● **WORK TO DO**
Extract, from the records beneath this instruction, each line that contains the word "name".

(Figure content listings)
╭──
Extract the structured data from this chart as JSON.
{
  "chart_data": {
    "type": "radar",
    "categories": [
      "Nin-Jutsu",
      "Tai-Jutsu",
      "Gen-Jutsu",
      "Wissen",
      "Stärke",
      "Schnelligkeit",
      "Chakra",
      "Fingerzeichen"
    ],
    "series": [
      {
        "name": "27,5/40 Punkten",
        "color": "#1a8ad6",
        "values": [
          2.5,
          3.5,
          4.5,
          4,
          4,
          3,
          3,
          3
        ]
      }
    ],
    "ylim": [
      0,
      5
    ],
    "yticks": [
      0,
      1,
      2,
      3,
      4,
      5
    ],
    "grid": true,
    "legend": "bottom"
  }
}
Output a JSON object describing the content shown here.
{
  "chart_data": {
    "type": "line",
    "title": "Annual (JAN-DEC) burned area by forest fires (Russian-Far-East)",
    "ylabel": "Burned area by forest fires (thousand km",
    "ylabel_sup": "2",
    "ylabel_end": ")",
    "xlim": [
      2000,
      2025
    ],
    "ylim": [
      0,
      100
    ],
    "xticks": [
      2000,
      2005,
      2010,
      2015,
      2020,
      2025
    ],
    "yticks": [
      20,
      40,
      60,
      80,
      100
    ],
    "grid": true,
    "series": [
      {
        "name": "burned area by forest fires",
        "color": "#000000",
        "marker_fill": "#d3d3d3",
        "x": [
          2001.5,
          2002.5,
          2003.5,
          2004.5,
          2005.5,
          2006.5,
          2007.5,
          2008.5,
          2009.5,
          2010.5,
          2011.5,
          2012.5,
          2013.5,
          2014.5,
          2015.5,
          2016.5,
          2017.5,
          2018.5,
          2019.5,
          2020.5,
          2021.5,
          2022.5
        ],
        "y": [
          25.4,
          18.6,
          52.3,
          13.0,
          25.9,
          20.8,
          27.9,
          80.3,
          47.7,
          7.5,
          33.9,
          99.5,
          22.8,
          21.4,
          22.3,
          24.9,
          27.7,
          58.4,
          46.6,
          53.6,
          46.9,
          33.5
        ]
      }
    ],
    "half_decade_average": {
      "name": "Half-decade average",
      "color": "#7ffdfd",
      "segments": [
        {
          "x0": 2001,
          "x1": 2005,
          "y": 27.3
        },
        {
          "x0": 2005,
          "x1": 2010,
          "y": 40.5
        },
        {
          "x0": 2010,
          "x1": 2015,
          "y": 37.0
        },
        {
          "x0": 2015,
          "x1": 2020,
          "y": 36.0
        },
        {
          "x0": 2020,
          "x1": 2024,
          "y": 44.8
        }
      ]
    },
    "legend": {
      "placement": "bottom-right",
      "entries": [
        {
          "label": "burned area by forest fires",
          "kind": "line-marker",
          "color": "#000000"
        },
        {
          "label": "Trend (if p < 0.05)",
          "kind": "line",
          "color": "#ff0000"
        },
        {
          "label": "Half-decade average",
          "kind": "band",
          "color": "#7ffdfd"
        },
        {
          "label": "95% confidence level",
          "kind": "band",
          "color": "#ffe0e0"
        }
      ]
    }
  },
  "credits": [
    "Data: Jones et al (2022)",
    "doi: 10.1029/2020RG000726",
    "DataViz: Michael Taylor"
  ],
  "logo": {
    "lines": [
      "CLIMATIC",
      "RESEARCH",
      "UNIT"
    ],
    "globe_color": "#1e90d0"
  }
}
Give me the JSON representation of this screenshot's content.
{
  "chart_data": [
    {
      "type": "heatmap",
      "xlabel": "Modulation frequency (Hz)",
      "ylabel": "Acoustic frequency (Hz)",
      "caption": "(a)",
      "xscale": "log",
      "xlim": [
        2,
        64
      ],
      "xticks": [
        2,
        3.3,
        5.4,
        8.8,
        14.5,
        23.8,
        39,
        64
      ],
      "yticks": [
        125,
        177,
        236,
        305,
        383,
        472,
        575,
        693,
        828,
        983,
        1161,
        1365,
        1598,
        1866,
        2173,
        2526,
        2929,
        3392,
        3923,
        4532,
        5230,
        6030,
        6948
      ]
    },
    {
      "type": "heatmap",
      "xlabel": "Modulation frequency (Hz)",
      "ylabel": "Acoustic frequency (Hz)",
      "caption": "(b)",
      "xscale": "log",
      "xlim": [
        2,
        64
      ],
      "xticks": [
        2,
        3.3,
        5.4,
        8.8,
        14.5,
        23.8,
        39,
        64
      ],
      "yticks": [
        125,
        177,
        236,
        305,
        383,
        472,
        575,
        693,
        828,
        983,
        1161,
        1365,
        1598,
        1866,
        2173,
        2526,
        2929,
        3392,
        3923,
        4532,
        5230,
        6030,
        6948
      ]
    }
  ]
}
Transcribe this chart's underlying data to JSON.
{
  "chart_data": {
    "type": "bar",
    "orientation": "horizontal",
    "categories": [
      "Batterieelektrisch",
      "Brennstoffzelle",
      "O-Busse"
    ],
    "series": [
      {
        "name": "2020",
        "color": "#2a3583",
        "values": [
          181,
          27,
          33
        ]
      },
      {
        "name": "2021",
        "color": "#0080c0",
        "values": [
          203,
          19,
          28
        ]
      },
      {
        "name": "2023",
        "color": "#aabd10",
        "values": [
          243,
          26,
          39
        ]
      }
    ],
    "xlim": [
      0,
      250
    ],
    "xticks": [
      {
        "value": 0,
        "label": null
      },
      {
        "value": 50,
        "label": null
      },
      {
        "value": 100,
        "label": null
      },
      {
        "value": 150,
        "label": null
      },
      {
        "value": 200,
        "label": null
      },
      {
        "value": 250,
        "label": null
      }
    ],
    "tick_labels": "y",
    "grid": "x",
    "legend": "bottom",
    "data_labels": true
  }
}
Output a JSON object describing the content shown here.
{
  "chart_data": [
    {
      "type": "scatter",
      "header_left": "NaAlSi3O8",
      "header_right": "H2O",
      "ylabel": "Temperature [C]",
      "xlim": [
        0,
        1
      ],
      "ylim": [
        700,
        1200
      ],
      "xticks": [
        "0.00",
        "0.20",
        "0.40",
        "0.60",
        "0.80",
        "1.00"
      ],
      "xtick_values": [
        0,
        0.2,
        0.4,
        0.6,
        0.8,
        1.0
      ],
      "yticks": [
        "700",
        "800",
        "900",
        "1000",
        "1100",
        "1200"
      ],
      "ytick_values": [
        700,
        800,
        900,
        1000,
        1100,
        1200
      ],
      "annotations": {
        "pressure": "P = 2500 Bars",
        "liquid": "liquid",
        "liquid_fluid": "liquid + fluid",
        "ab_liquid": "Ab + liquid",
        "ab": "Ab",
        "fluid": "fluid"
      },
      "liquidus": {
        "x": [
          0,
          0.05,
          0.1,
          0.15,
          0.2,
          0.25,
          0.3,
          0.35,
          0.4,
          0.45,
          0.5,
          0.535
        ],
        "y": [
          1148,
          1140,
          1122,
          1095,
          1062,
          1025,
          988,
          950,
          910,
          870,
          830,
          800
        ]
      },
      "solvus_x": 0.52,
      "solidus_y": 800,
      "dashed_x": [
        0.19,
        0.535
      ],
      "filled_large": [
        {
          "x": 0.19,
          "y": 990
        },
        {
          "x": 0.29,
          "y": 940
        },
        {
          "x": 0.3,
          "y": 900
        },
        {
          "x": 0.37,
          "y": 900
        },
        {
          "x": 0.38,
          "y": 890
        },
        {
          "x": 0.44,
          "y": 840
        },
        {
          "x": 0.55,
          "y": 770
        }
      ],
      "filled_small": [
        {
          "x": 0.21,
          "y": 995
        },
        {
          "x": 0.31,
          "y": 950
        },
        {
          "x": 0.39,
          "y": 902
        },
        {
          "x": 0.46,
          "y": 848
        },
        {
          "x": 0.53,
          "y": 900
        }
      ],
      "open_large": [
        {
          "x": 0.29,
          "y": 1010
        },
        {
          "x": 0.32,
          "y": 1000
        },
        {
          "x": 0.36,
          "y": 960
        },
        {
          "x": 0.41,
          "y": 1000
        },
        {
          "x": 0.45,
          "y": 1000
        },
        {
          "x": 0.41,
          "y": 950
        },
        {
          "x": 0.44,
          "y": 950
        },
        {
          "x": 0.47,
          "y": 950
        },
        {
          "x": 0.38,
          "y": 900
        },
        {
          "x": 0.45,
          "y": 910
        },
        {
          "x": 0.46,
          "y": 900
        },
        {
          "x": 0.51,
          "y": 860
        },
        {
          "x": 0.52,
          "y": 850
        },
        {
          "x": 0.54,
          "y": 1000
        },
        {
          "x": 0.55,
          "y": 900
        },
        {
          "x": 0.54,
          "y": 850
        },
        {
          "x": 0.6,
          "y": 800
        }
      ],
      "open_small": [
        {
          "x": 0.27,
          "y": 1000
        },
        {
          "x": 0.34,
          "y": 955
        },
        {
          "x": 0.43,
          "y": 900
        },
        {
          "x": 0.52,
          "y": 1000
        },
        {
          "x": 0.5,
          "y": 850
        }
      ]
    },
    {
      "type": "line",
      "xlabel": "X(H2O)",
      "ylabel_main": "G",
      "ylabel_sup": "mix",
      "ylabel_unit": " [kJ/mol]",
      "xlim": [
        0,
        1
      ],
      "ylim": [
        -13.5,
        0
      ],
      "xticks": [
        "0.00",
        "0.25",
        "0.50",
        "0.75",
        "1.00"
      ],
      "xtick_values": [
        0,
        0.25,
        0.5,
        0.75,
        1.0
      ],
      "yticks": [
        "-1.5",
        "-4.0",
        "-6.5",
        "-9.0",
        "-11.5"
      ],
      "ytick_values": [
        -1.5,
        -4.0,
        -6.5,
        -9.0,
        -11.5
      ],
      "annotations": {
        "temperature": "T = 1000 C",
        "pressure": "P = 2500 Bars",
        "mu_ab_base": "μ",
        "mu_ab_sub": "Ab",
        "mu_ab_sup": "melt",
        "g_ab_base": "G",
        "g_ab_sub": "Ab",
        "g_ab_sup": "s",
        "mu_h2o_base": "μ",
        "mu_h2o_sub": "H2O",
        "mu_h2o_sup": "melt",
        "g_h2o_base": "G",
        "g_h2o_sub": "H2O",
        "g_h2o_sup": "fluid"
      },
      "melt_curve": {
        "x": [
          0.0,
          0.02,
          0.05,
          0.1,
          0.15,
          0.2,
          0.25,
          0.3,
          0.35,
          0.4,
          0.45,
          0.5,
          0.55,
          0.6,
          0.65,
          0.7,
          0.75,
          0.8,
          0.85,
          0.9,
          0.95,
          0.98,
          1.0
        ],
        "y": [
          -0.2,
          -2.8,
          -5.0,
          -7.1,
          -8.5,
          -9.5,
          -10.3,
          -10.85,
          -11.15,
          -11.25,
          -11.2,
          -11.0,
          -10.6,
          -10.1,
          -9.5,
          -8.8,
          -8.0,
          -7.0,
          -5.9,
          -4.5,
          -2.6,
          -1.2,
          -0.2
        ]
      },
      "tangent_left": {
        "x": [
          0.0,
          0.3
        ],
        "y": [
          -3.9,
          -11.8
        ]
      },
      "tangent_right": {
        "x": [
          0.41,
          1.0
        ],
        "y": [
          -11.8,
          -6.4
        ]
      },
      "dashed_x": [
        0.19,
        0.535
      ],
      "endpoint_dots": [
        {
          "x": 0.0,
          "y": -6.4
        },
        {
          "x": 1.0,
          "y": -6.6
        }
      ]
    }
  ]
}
╰──
● **COMPLETED TASK**
        "name": "27,5/40 Punkten",
        "name": "burned area by forest fires",
      "name": "Half-decade average",
        "name": "2020",
        "name": "2021",
        "name": "2023",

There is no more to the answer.